STATED TASK: All of the records below must be output exactly, with no pictures carried over.

## begin MATERIAL SUPPLIED

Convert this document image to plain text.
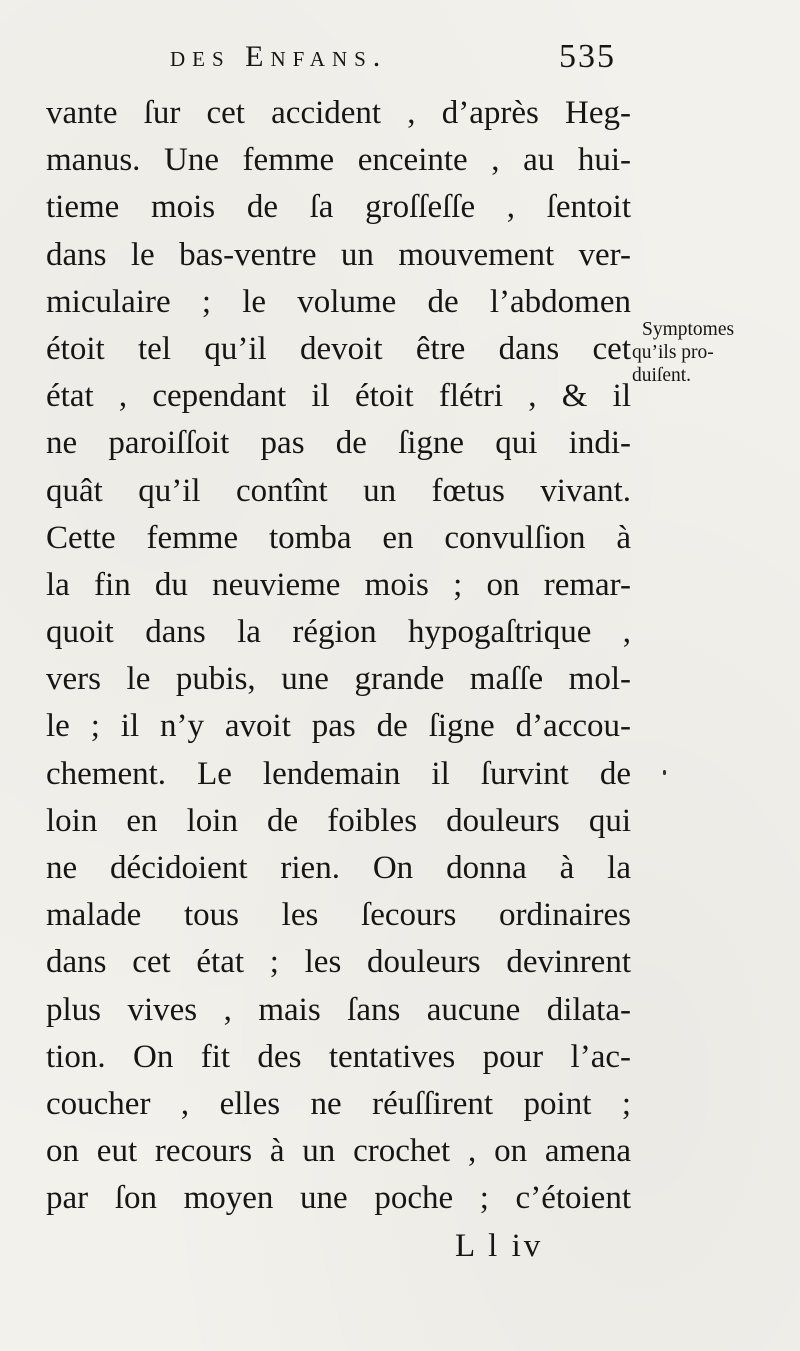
des Enfans.	535
vante ſur cet accident , d’après Heg-
manus. Une femme enceinte , au hui-
tieme mois de ſa groſſeſſe , ſentoit
dans le bas-ventre un mouvement ver-
miculaire ; le volume de l’abdomen
étoit tel qu’il devoit être dans cet
état , cependant il étoit flétri , & il
ne paroiſſoit pas de ſigne qui indi-
quât qu’il contînt un fœtus vivant.
Cette femme tomba en convulſion à
la fin du neuvieme mois ; on remar-
quoit dans la région hypogaſtrique ,
vers le pubis, une grande maſſe mol-
le ; il n’y avoit pas de ſigne d’accou-
chement. Le lendemain il ſurvint de
loin en loin de foibles douleurs qui
ne décidoient rien. On donna à la
malade tous les ſecours ordinaires
dans cet état ; les douleurs devinrent
plus vives , mais ſans aucune dilata-
tion. On fit des tentatives pour l’ac-
coucher , elles ne réuſſirent point ;
on eut recours à un crochet , on amena
par ſon moyen une poche ; c’étoient
Symptomes
qu’ils pro-
duiſent.
L l iv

## end MATERIAL SUPPLIED

ANSWER FOR THE TASK:
Convert this document image to plain text.
des Enfans.	535
vante ſur cet accident , d’après Heg-
manus. Une femme enceinte , au hui-
tieme mois de ſa groſſeſſe , ſentoit
dans le bas-ventre un mouvement ver-
miculaire ; le volume de l’abdomen
étoit tel qu’il devoit être dans cet
état , cependant il étoit flétri , & il
ne paroiſſoit pas de ſigne qui indi-
quât qu’il contînt un fœtus vivant.
Cette femme tomba en convulſion à
la fin du neuvieme mois ; on remar-
quoit dans la région hypogaſtrique ,
vers le pubis, une grande maſſe mol-
le ; il n’y avoit pas de ſigne d’accou-
chement. Le lendemain il ſurvint de
loin en loin de foibles douleurs qui
ne décidoient rien. On donna à la
malade tous les ſecours ordinaires
dans cet état ; les douleurs devinrent
plus vives , mais ſans aucune dilata-
tion. On fit des tentatives pour l’ac-
coucher , elles ne réuſſirent point ;
on eut recours à un crochet , on amena
par ſon moyen une poche ; c’étoient
Symptomes
qu’ils pro-
duiſent.
L l iv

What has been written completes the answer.